▶ [WHAT YOU ARE ASKED TO DO] Repeat the data that follows, word for word, without the images.

▶ [Saved entries]
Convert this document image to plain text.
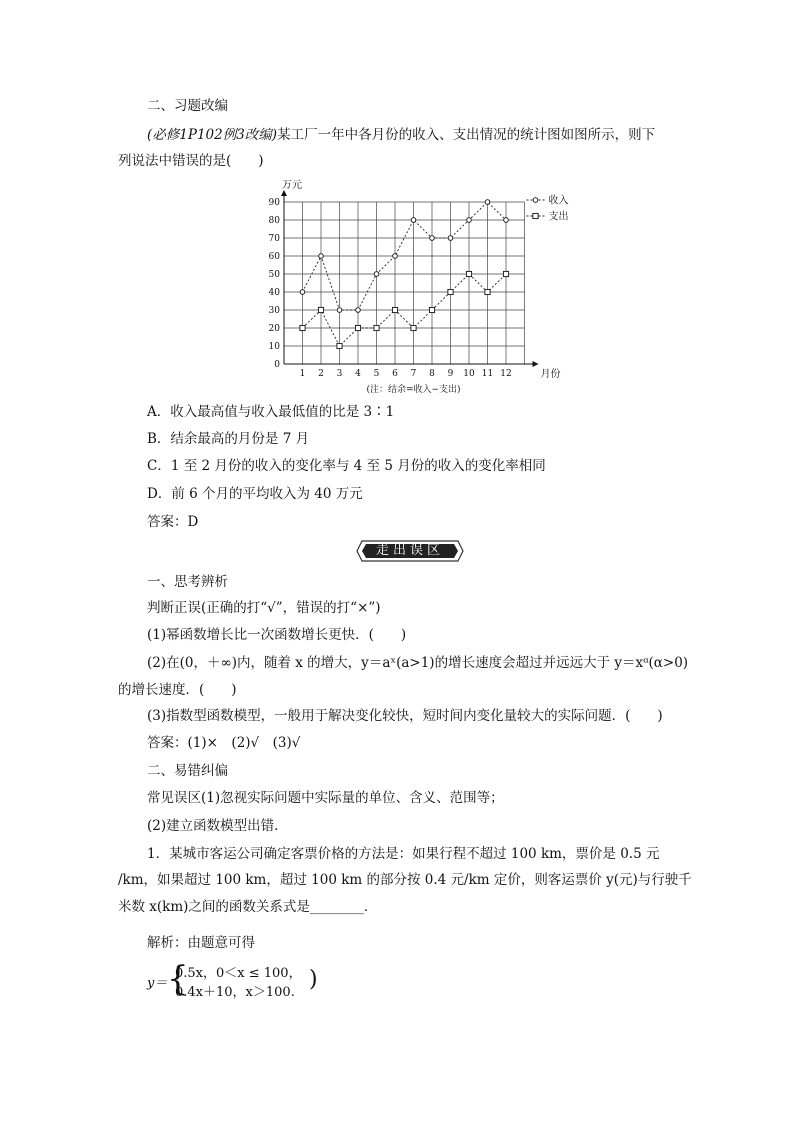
二、习题改编
(必修1P102例3改编)某工厂一年中各月份的收入、支出情况的统计图如图所示，则下
列说法中错误的是(　　)
0
10
20
30
40
50
60
70
80
90
1 2 3 4 5 6 7 8 9 10 11 12
万元
月份
(注：结余=收入−支出)
收入
支出
A．收入最高值与收入最低值的比是 3∶1
B．结余最高的月份是 7 月
C．1 至 2 月份的收入的变化率与 4 至 5 月份的收入的变化率相同
D．前 6 个月的平均收入为 40 万元
答案：D
走出误区
一、思考辨析
判断正误(正确的打“√”，错误的打“×”)
(1)幂函数增长比一次函数增长更快．(　　)
(2)在(0，＋∞)内，随着 x 的增大，y＝aˣ(a>1)的增长速度会超过并远远大于 y＝xᵅ(α>0)
的增长速度．(　　)
(3)指数型函数模型，一般用于解决变化较快，短时间内变化量较大的实际问题．(　　)
答案：(1)×　(2)√　(3)√
二、易错纠偏
常见误区(1)忽视实际问题中实际量的单位、含义、范围等；
(2)建立函数模型出错．
1．某城市客运公司确定客票价格的方法是：如果行程不超过 100 km，票价是 0.5 元
/km，如果超过 100 km，超过 100 km 的部分按 0.4 元/km 定价，则客运票价 y(元)与行驶千
米数 x(km)之间的函数关系式是________．
解析：由题意可得
y＝ {
0.5x，0＜x ≤ 100，
0.4x＋10，x＞100.
)
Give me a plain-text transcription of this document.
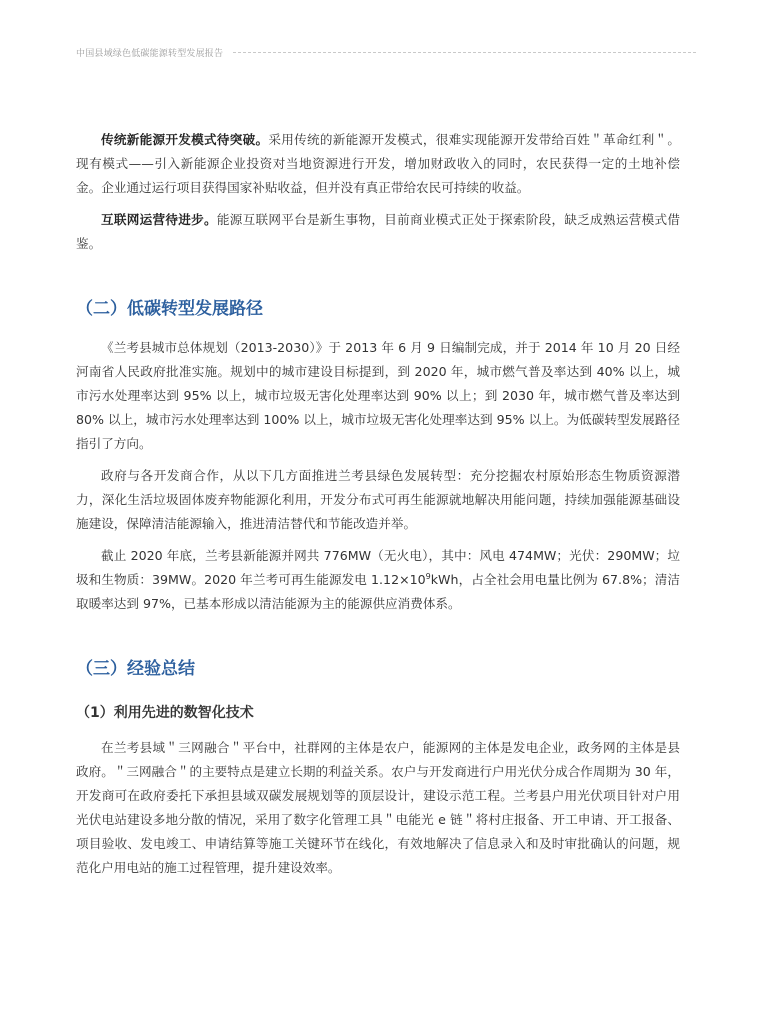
中国县域绿色低碳能源转型发展报告

传统新能源开发模式待突破。采用传统的新能源开发模式，很难实现能源开发带给百姓＂革命红利＂。现有模式——引入新能源企业投资对当地资源进行开发，增加财政收入的同时，农民获得一定的土地补偿金。企业通过运行项目获得国家补贴收益，但并没有真正带给农民可持续的收益。

互联网运营待进步。能源互联网平台是新生事物，目前商业模式正处于探索阶段，缺乏成熟运营模式借鉴。

（二）低碳转型发展路径

《兰考县城市总体规划（2013-2030）》于 2013 年 6 月 9 日编制完成，并于 2014 年 10 月 20 日经河南省人民政府批准实施。规划中的城市建设目标提到，到 2020 年，城市燃气普及率达到 40% 以上，城市污水处理率达到 95% 以上，城市垃圾无害化处理率达到 90% 以上；到 2030 年，城市燃气普及率达到 80% 以上，城市污水处理率达到 100% 以上，城市垃圾无害化处理率达到 95% 以上。为低碳转型发展路径指引了方向。

政府与各开发商合作，从以下几方面推进兰考县绿色发展转型：充分挖掘农村原始形态生物质资源潜力，深化生活垃圾固体废弃物能源化利用，开发分布式可再生能源就地解决用能问题，持续加强能源基础设施建设，保障清洁能源输入，推进清洁替代和节能改造并举。

截止 2020 年底，兰考县新能源并网共 776MW（无火电），其中：风电 474MW；光伏：290MW；垃圾和生物质：39MW。2020 年兰考可再生能源发电 $1.12\times 10^9kWh$，占全社会用电量比例为 67.8%；清洁取暖率达到 97%，已基本形成以清洁能源为主的能源供应消费体系。

（三）经验总结
（1）利用先进的数智化技术

在兰考县域＂三网融合＂平台中，社群网的主体是农户，能源网的主体是发电企业，政务网的主体是县政府。＂三网融合＂的主要特点是建立长期的利益关系。农户与开发商进行户用光伏分成合作周期为 30 年，开发商可在政府委托下承担县域双碳发展规划等的顶层设计，建设示范工程。兰考县户用光伏项目针对户用光伏电站建设多地分散的情况，采用了数字化管理工具＂电能光 e 链＂将村庄报备、开工申请、开工报备、项目验收、发电竣工、申请结算等施工关键环节在线化，有效地解决了信息录入和及时审批确认的问题，规范化户用电站的施工过程管理，提升建设效率。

▶ [RESPONSE]
Convert this document image to plain text.
二、习题改编
(必修1P102例3改编)某工厂一年中各月份的收入、支出情况的统计图如图所示，则下
列说法中错误的是(　　)
0
10
20
30
40
50
60
70
80
90
1 2 3 4 5 6 7 8 9 10 11 12
万元
月份
(注：结余=收入−支出)
收入
支出
A．收入最高值与收入最低值的比是 3∶1
B．结余最高的月份是 7 月
C．1 至 2 月份的收入的变化率与 4 至 5 月份的收入的变化率相同
D．前 6 个月的平均收入为 40 万元
答案：D
走出误区
一、思考辨析
判断正误(正确的打“√”，错误的打“×”)
(1)幂函数增长比一次函数增长更快．(　　)
(2)在(0，＋∞)内，随着 x 的增大，y＝aˣ(a>1)的增长速度会超过并远远大于 y＝xᵅ(α>0)
的增长速度．(　　)
(3)指数型函数模型，一般用于解决变化较快，短时间内变化量较大的实际问题．(　　)
答案：(1)×　(2)√　(3)√
二、易错纠偏
常见误区(1)忽视实际问题中实际量的单位、含义、范围等；
(2)建立函数模型出错．
1．某城市客运公司确定客票价格的方法是：如果行程不超过 100 km，票价是 0.5 元
/km，如果超过 100 km，超过 100 km 的部分按 0.4 元/km 定价，则客运票价 y(元)与行驶千
米数 x(km)之间的函数关系式是________．
解析：由题意可得
y＝ {
0.5x，0＜x ≤ 100，
0.4x＋10，x＞100.
)
Give me a plain-text transcription of this document.
中国县域绿色低碳能源转型发展报告

传统新能源开发模式待突破。采用传统的新能源开发模式，很难实现能源开发带给百姓＂革命红利＂。现有模式——引入新能源企业投资对当地资源进行开发，增加财政收入的同时，农民获得一定的土地补偿金。企业通过运行项目获得国家补贴收益，但并没有真正带给农民可持续的收益。

互联网运营待进步。能源互联网平台是新生事物，目前商业模式正处于探索阶段，缺乏成熟运营模式借鉴。

（二）低碳转型发展路径

《兰考县城市总体规划（2013-2030）》于 2013 年 6 月 9 日编制完成，并于 2014 年 10 月 20 日经河南省人民政府批准实施。规划中的城市建设目标提到，到 2020 年，城市燃气普及率达到 40% 以上，城市污水处理率达到 95% 以上，城市垃圾无害化处理率达到 90% 以上；到 2030 年，城市燃气普及率达到 80% 以上，城市污水处理率达到 100% 以上，城市垃圾无害化处理率达到 95% 以上。为低碳转型发展路径指引了方向。

政府与各开发商合作，从以下几方面推进兰考县绿色发展转型：充分挖掘农村原始形态生物质资源潜力，深化生活垃圾固体废弃物能源化利用，开发分布式可再生能源就地解决用能问题，持续加强能源基础设施建设，保障清洁能源输入，推进清洁替代和节能改造并举。

截止 2020 年底，兰考县新能源并网共 776MW（无火电），其中：风电 474MW；光伏：290MW；垃圾和生物质：39MW。2020 年兰考可再生能源发电 $1.12\times 10^9kWh$，占全社会用电量比例为 67.8%；清洁取暖率达到 97%，已基本形成以清洁能源为主的能源供应消费体系。

（三）经验总结
（1）利用先进的数智化技术

在兰考县域＂三网融合＂平台中，社群网的主体是农户，能源网的主体是发电企业，政务网的主体是县政府。＂三网融合＂的主要特点是建立长期的利益关系。农户与开发商进行户用光伏分成合作周期为 30 年，开发商可在政府委托下承担县域双碳发展规划等的顶层设计，建设示范工程。兰考县户用光伏项目针对户用光伏电站建设多地分散的情况，采用了数字化管理工具＂电能光 e 链＂将村庄报备、开工申请、开工报备、项目验收、发电竣工、申请结算等施工关键环节在线化，有效地解决了信息录入和及时审批确认的问题，规范化户用电站的施工过程管理，提升建设效率。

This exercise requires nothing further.